▸ What you will do
Output all of the records exactly as written.
[START]
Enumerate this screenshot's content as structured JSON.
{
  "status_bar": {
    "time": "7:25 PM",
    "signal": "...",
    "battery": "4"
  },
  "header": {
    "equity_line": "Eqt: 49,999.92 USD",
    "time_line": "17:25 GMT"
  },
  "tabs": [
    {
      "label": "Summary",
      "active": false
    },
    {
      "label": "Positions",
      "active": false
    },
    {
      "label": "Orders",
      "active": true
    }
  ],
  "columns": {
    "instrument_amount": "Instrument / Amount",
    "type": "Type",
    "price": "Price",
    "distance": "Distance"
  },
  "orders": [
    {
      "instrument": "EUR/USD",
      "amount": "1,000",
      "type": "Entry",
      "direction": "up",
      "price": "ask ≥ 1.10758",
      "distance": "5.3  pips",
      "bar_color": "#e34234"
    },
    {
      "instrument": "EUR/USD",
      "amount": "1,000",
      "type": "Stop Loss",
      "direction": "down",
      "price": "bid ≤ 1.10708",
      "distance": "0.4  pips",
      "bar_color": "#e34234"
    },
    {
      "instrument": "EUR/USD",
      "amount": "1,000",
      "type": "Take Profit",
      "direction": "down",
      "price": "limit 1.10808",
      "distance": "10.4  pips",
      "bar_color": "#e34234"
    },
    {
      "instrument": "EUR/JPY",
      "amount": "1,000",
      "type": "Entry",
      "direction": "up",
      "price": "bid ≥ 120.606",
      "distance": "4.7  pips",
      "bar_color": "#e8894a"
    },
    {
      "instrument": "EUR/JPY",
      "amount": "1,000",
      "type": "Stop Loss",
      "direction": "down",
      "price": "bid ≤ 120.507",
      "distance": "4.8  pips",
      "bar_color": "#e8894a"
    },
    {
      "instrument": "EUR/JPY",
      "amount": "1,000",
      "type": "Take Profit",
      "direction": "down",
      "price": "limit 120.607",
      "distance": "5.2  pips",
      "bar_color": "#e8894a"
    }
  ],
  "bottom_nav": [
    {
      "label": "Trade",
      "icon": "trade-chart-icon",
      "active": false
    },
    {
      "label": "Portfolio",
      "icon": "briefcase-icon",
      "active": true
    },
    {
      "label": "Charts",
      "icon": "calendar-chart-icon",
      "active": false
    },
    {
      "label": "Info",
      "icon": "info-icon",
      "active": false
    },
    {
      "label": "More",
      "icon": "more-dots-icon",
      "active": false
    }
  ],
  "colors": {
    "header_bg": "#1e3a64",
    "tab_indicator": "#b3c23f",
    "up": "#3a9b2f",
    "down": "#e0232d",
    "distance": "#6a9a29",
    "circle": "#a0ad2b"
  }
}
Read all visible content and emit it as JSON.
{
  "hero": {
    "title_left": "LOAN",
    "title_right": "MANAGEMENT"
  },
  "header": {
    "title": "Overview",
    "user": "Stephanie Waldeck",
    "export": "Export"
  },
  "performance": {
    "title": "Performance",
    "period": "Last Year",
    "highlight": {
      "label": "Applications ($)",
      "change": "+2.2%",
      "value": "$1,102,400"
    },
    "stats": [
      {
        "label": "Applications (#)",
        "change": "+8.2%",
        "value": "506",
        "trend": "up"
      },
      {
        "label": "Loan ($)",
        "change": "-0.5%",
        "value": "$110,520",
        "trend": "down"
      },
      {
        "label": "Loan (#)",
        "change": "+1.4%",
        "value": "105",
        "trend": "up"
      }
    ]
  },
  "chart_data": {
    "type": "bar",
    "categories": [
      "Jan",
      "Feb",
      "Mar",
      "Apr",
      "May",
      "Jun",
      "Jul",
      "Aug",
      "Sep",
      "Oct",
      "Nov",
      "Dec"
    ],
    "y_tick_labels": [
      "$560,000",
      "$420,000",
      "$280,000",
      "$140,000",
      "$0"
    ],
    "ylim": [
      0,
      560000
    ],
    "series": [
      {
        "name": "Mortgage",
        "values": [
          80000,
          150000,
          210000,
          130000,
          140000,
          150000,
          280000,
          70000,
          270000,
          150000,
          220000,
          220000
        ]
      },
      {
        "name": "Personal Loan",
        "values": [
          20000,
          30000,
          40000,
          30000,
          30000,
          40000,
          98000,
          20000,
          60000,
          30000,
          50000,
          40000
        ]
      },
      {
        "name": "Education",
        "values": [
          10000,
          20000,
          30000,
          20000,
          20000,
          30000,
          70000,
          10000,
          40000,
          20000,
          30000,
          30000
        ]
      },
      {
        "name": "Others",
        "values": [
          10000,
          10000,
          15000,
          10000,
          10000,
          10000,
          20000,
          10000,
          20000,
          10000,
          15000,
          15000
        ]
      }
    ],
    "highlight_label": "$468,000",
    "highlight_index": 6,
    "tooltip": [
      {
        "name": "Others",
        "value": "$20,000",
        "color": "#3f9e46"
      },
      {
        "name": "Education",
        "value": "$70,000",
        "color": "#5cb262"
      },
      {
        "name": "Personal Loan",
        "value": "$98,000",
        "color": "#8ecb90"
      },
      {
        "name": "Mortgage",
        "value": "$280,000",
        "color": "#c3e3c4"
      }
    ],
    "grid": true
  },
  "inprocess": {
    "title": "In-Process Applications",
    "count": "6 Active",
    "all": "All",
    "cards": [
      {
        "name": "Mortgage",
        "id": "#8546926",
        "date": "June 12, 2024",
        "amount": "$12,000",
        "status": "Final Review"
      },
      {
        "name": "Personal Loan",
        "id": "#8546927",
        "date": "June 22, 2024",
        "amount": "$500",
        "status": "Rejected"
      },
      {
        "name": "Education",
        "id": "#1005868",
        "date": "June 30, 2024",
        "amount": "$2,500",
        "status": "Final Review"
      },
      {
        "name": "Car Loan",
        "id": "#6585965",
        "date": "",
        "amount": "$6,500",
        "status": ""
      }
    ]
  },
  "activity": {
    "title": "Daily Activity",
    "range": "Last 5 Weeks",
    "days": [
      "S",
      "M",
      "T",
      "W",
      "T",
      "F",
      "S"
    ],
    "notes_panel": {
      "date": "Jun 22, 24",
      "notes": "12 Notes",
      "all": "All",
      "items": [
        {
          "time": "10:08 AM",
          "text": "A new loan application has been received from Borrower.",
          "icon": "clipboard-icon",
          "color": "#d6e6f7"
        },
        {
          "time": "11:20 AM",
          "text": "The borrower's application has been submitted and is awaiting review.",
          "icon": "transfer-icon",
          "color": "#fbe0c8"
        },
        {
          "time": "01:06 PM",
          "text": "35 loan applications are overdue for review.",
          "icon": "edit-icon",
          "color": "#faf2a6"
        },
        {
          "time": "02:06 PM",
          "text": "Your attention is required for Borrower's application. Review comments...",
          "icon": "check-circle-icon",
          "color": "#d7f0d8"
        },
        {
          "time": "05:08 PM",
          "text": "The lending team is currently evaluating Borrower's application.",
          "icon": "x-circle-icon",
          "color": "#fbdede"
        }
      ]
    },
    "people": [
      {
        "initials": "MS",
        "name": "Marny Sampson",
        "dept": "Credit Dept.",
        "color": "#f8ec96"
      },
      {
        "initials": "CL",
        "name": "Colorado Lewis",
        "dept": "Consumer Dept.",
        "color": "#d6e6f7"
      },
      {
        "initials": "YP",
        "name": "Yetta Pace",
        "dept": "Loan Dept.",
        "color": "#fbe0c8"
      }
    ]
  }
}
[END]
▸ Solution for this problem
Enumerate this screenshot's content as structured JSON.
{
  "status_bar": {
    "time": "7:25 PM",
    "signal": "...",
    "battery": "4"
  },
  "header": {
    "equity_line": "Eqt: 49,999.92 USD",
    "time_line": "17:25 GMT"
  },
  "tabs": [
    {
      "label": "Summary",
      "active": false
    },
    {
      "label": "Positions",
      "active": false
    },
    {
      "label": "Orders",
      "active": true
    }
  ],
  "columns": {
    "instrument_amount": "Instrument / Amount",
    "type": "Type",
    "price": "Price",
    "distance": "Distance"
  },
  "orders": [
    {
      "instrument": "EUR/USD",
      "amount": "1,000",
      "type": "Entry",
      "direction": "up",
      "price": "ask ≥ 1.10758",
      "distance": "5.3  pips",
      "bar_color": "#e34234"
    },
    {
      "instrument": "EUR/USD",
      "amount": "1,000",
      "type": "Stop Loss",
      "direction": "down",
      "price": "bid ≤ 1.10708",
      "distance": "0.4  pips",
      "bar_color": "#e34234"
    },
    {
      "instrument": "EUR/USD",
      "amount": "1,000",
      "type": "Take Profit",
      "direction": "down",
      "price": "limit 1.10808",
      "distance": "10.4  pips",
      "bar_color": "#e34234"
    },
    {
      "instrument": "EUR/JPY",
      "amount": "1,000",
      "type": "Entry",
      "direction": "up",
      "price": "bid ≥ 120.606",
      "distance": "4.7  pips",
      "bar_color": "#e8894a"
    },
    {
      "instrument": "EUR/JPY",
      "amount": "1,000",
      "type": "Stop Loss",
      "direction": "down",
      "price": "bid ≤ 120.507",
      "distance": "4.8  pips",
      "bar_color": "#e8894a"
    },
    {
      "instrument": "EUR/JPY",
      "amount": "1,000",
      "type": "Take Profit",
      "direction": "down",
      "price": "limit 120.607",
      "distance": "5.2  pips",
      "bar_color": "#e8894a"
    }
  ],
  "bottom_nav": [
    {
      "label": "Trade",
      "icon": "trade-chart-icon",
      "active": false
    },
    {
      "label": "Portfolio",
      "icon": "briefcase-icon",
      "active": true
    },
    {
      "label": "Charts",
      "icon": "calendar-chart-icon",
      "active": false
    },
    {
      "label": "Info",
      "icon": "info-icon",
      "active": false
    },
    {
      "label": "More",
      "icon": "more-dots-icon",
      "active": false
    }
  ],
  "colors": {
    "header_bg": "#1e3a64",
    "tab_indicator": "#b3c23f",
    "up": "#3a9b2f",
    "down": "#e0232d",
    "distance": "#6a9a29",
    "circle": "#a0ad2b"
  }
}
Read all visible content and emit it as JSON.
{
  "hero": {
    "title_left": "LOAN",
    "title_right": "MANAGEMENT"
  },
  "header": {
    "title": "Overview",
    "user": "Stephanie Waldeck",
    "export": "Export"
  },
  "performance": {
    "title": "Performance",
    "period": "Last Year",
    "highlight": {
      "label": "Applications ($)",
      "change": "+2.2%",
      "value": "$1,102,400"
    },
    "stats": [
      {
        "label": "Applications (#)",
        "change": "+8.2%",
        "value": "506",
        "trend": "up"
      },
      {
        "label": "Loan ($)",
        "change": "-0.5%",
        "value": "$110,520",
        "trend": "down"
      },
      {
        "label": "Loan (#)",
        "change": "+1.4%",
        "value": "105",
        "trend": "up"
      }
    ]
  },
  "chart_data": {
    "type": "bar",
    "categories": [
      "Jan",
      "Feb",
      "Mar",
      "Apr",
      "May",
      "Jun",
      "Jul",
      "Aug",
      "Sep",
      "Oct",
      "Nov",
      "Dec"
    ],
    "y_tick_labels": [
      "$560,000",
      "$420,000",
      "$280,000",
      "$140,000",
      "$0"
    ],
    "ylim": [
      0,
      560000
    ],
    "series": [
      {
        "name": "Mortgage",
        "values": [
          80000,
          150000,
          210000,
          130000,
          140000,
          150000,
          280000,
          70000,
          270000,
          150000,
          220000,
          220000
        ]
      },
      {
        "name": "Personal Loan",
        "values": [
          20000,
          30000,
          40000,
          30000,
          30000,
          40000,
          98000,
          20000,
          60000,
          30000,
          50000,
          40000
        ]
      },
      {
        "name": "Education",
        "values": [
          10000,
          20000,
          30000,
          20000,
          20000,
          30000,
          70000,
          10000,
          40000,
          20000,
          30000,
          30000
        ]
      },
      {
        "name": "Others",
        "values": [
          10000,
          10000,
          15000,
          10000,
          10000,
          10000,
          20000,
          10000,
          20000,
          10000,
          15000,
          15000
        ]
      }
    ],
    "highlight_label": "$468,000",
    "highlight_index": 6,
    "tooltip": [
      {
        "name": "Others",
        "value": "$20,000",
        "color": "#3f9e46"
      },
      {
        "name": "Education",
        "value": "$70,000",
        "color": "#5cb262"
      },
      {
        "name": "Personal Loan",
        "value": "$98,000",
        "color": "#8ecb90"
      },
      {
        "name": "Mortgage",
        "value": "$280,000",
        "color": "#c3e3c4"
      }
    ],
    "grid": true
  },
  "inprocess": {
    "title": "In-Process Applications",
    "count": "6 Active",
    "all": "All",
    "cards": [
      {
        "name": "Mortgage",
        "id": "#8546926",
        "date": "June 12, 2024",
        "amount": "$12,000",
        "status": "Final Review"
      },
      {
        "name": "Personal Loan",
        "id": "#8546927",
        "date": "June 22, 2024",
        "amount": "$500",
        "status": "Rejected"
      },
      {
        "name": "Education",
        "id": "#1005868",
        "date": "June 30, 2024",
        "amount": "$2,500",
        "status": "Final Review"
      },
      {
        "name": "Car Loan",
        "id": "#6585965",
        "date": "",
        "amount": "$6,500",
        "status": ""
      }
    ]
  },
  "activity": {
    "title": "Daily Activity",
    "range": "Last 5 Weeks",
    "days": [
      "S",
      "M",
      "T",
      "W",
      "T",
      "F",
      "S"
    ],
    "notes_panel": {
      "date": "Jun 22, 24",
      "notes": "12 Notes",
      "all": "All",
      "items": [
        {
          "time": "10:08 AM",
          "text": "A new loan application has been received from Borrower.",
          "icon": "clipboard-icon",
          "color": "#d6e6f7"
        },
        {
          "time": "11:20 AM",
          "text": "The borrower's application has been submitted and is awaiting review.",
          "icon": "transfer-icon",
          "color": "#fbe0c8"
        },
        {
          "time": "01:06 PM",
          "text": "35 loan applications are overdue for review.",
          "icon": "edit-icon",
          "color": "#faf2a6"
        },
        {
          "time": "02:06 PM",
          "text": "Your attention is required for Borrower's application. Review comments...",
          "icon": "check-circle-icon",
          "color": "#d7f0d8"
        },
        {
          "time": "05:08 PM",
          "text": "The lending team is currently evaluating Borrower's application.",
          "icon": "x-circle-icon",
          "color": "#fbdede"
        }
      ]
    },
    "people": [
      {
        "initials": "MS",
        "name": "Marny Sampson",
        "dept": "Credit Dept.",
        "color": "#f8ec96"
      },
      {
        "initials": "CL",
        "name": "Colorado Lewis",
        "dept": "Consumer Dept.",
        "color": "#d6e6f7"
      },
      {
        "initials": "YP",
        "name": "Yetta Pace",
        "dept": "Loan Dept.",
        "color": "#fbe0c8"
      }
    ]
  }
}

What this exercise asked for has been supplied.